# PROBLEM SET
(1) In the Sulige gas field passage, what happens if the remaining expansion pressure exceeds the fracture pressure of the caprock?
(2) Reproduce the Sulige gas field passage word for word, starting at "When the internal" and ending at "introduces as follows.".
(3) According to the Sulige gas field passage, why are erosion thickness and present-day elevation examined alongside reservoir gas saturation and product type?

# PROVIDED PASSAGE

-*-

When the internal adjustment of the gas reservoir was still unable to consume all the expansion pressure triggered by the uplift, the remaining expansion pressure would drive the gas to migrate into the caprock and shield layers to dissipate; on the other hand, if the remaining expansion pressure was large enough or even exceeded the fracture pressure of the caprock, the caprock would break, leading to the destruction of the gas reservoir. In general, under the effect of secondary charge of gas expelled from source rock into and expansion of gas in the reservoir, the gas expansion triggered by uplift since the Late Cretaceous in the Sulige gas field has led to the reservoir adjustment and re-accumulation such as increase of gas saturation, gas-bearing area, and gas column height. The main evidence and signs are introduces as follows.

3.2.1. The magnitude of late stage uplift is positively correlated with reservoir gas saturation and negatively correlated with WGR and water production

Erosion thickness and present-day elevation are important parameters reflecting the extent of uplift erosion since the Late Cretaceous, and their correlations with reservoir gas saturation and product type can reflect the influence of late basin uplift on the gas reservoir.

-*-

# DATA SHOWN
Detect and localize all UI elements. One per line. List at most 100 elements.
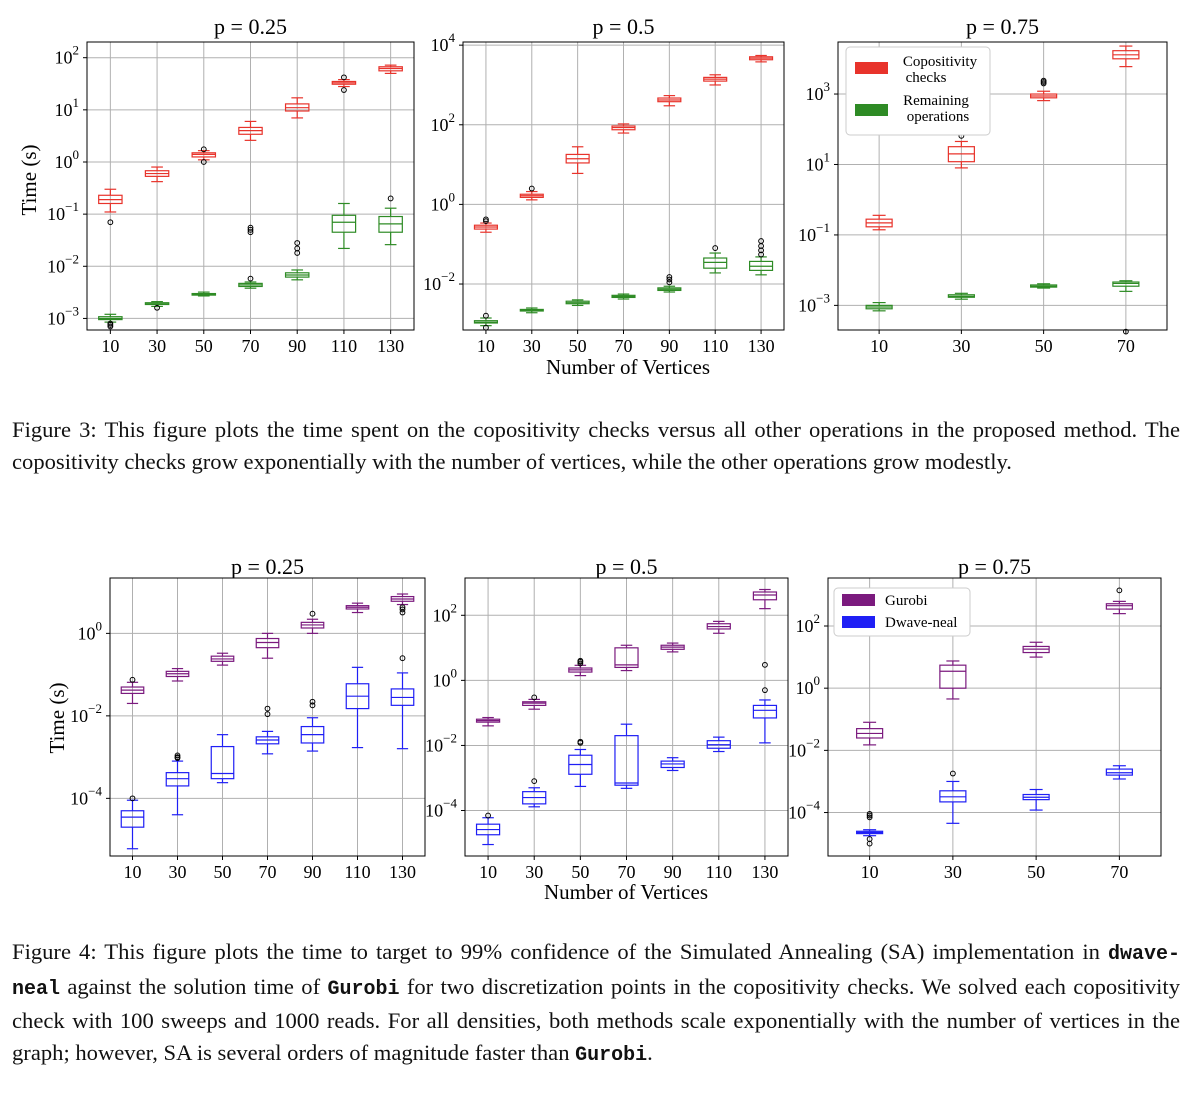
flier-point	[758, 251, 764, 258]
fig3-xlabel: Number of Vertices	[546, 355, 710, 379]
x-tick-label: 110	[344, 862, 370, 882]
fig3-panel-p05: 10−2 100 102 104 10 30 50 70 90 110 130 p = 0.5	[423, 14, 785, 356]
fig4-caption-part-3: for two discretization points in the cop…	[12, 973, 1180, 1065]
fig4-caption-code-gurobi-2: Gurobi	[575, 1043, 648, 1067]
fig3-legend-swatch-remaining	[855, 104, 888, 116]
x-tick-label: 50	[571, 862, 589, 882]
y-tick-label: 104	[431, 30, 456, 55]
box-gurobi	[614, 647, 639, 669]
flier-point	[1122, 328, 1129, 335]
x-tick-label: 30	[944, 862, 962, 882]
x-tick-label: 10	[479, 862, 497, 882]
flier-point	[712, 245, 719, 251]
x-tick-label: 130	[389, 862, 416, 882]
box-gurobi	[939, 664, 967, 689]
y-tick-label: 100	[431, 189, 456, 214]
box-dwave	[614, 735, 639, 786]
figure-4-caption: Figure 4: This figure plots the time to …	[12, 936, 1180, 1071]
fig4-panel-p05: 10−4 10−2 100 102 10 30 50 70 90 110 130 p = 0.5	[425, 554, 789, 882]
fig4-legend-swatch-gurobi	[842, 594, 875, 606]
flier-point	[483, 218, 489, 225]
panel-title: p = 0.25	[231, 554, 304, 579]
panel-title: p = 0.75	[966, 14, 1039, 39]
box-gurobi	[752, 591, 778, 601]
x-tick-label: 30	[952, 336, 970, 356]
x-tick-label: 10	[861, 862, 879, 882]
x-tick-label: 30	[169, 862, 187, 882]
y-tick-label: 10−2	[47, 251, 79, 276]
flier-point	[666, 276, 673, 283]
fig3-caption-label: Figure 3:	[12, 417, 97, 442]
flier-point	[247, 224, 254, 231]
flier-point	[949, 770, 956, 777]
flier-point	[309, 702, 316, 709]
fig3-legend: Copositivity checks Remaining operations	[845, 46, 991, 136]
panel-title: p = 0.75	[958, 554, 1031, 579]
x-tick-label: 50	[214, 862, 232, 882]
y-tick-label: 10−4	[788, 798, 820, 823]
y-tick-label: 102	[796, 611, 821, 636]
x-tick-label: 90	[304, 862, 322, 882]
x-tick-label: 70	[618, 862, 636, 882]
box-remaining	[1112, 281, 1140, 287]
box-dwave	[752, 704, 778, 719]
flier-point	[174, 752, 181, 759]
y-tick-label: 100	[433, 665, 458, 690]
flier-point	[1040, 77, 1047, 84]
fig3-caption-text: This figure plots the time spent on the …	[12, 417, 1180, 474]
axes-frame	[837, 41, 1168, 331]
flier-point	[264, 705, 271, 712]
flier-point	[399, 606, 406, 613]
fig4-legend-swatch-dwave	[842, 616, 875, 628]
flier-point	[309, 698, 316, 705]
y-tick-label: 100	[78, 618, 103, 643]
flier-point	[1116, 587, 1123, 594]
box-gurobi	[1105, 603, 1133, 610]
x-tick-label: 50	[569, 336, 587, 356]
flier-point	[200, 146, 207, 153]
flier-point	[577, 738, 584, 745]
x-tick-label: 10	[477, 336, 495, 356]
fig4-panel-p025: 10−4 10−2 100 10 30 50 70 90 110 130 p = 0.25	[70, 554, 426, 882]
flier-point	[294, 245, 301, 252]
fig3-ylabel: Time (s)	[17, 145, 41, 216]
y-tick-label: 10−4	[425, 796, 457, 821]
panel-title: p = 0.5	[593, 14, 655, 39]
x-tick-label: 10	[101, 336, 119, 356]
y-tick-label: 102	[55, 43, 80, 68]
y-tick-label: 10−2	[70, 701, 102, 726]
flier-point	[528, 185, 535, 192]
y-tick-label: 10−4	[70, 783, 102, 808]
y-tick-label: 10−3	[798, 290, 830, 315]
fig4-caption-code-dwave-neal: dwave-neal	[12, 943, 1180, 1001]
flier-point	[758, 238, 764, 244]
flier-point	[247, 226, 254, 233]
fig4-ylabel: Time (s)	[45, 683, 69, 754]
box-dwave	[120, 810, 145, 828]
flier-point	[577, 657, 584, 664]
box-remaining	[331, 214, 357, 233]
y-tick-label: 100	[55, 147, 80, 172]
x-tick-label: 70	[1117, 336, 1135, 356]
flier-point	[154, 304, 160, 311]
flier-point	[294, 240, 301, 246]
fig4-caption-code-gurobi: Gurobi	[327, 977, 400, 1001]
fig4-panel-p075: 10−4 10−2 100 102 10 30 50 70 p = 0.75	[788, 554, 1162, 882]
panel-title: p = 0.25	[214, 14, 287, 39]
x-tick-label: 130	[748, 336, 775, 356]
flier-point	[174, 754, 181, 760]
flier-point	[485, 812, 491, 819]
flier-point	[247, 275, 254, 282]
flier-point	[531, 778, 538, 785]
box-dwave	[1105, 768, 1133, 776]
box-remaining	[703, 257, 728, 269]
flier-point	[200, 159, 207, 165]
x-tick-label: 110	[706, 862, 732, 882]
y-tick-label: 10−2	[788, 735, 820, 760]
flier-point	[666, 279, 673, 286]
y-tick-label: 10−2	[423, 269, 455, 294]
x-tick-label: 70	[242, 336, 260, 356]
y-tick-label: 10−3	[47, 303, 79, 328]
x-tick-label: 110	[702, 336, 728, 356]
flier-point	[483, 216, 489, 223]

-*-

# SOLUTIONS TO EACH TASK
(1) The caprock breaks, which destroys the gas reservoir.

(2)
When the internal adjustment of the gas reservoir was still unable to consume all the expansion pressure triggered by the uplift, the remaining expansion pressure would drive the gas to migrate into the caprock and shield layers to dissipate; on the other hand, if the remaining expansion pressure was large enough or even exceeded the fracture pressure of the caprock, the caprock would break, leading to the destruction of the gas reservoir. In general, under the effect of secondary charge of gas expelled from source rock into and expansion of gas in the reservoir, the gas expansion triggered by uplift since the Late Cretaceous in the Sulige gas field has led to the reservoir adjustment and re-accumulation such as increase of gas saturation, gas-bearing area, and gas column height. The main evidence and signs are introduces as follows.

(3) Erosion thickness and present-day elevation reflect how much uplift erosion has occurred since the Late Cretaceous. Their correlations with reservoir gas saturation and product type therefore show how late basin uplift has influenced the gas reservoir.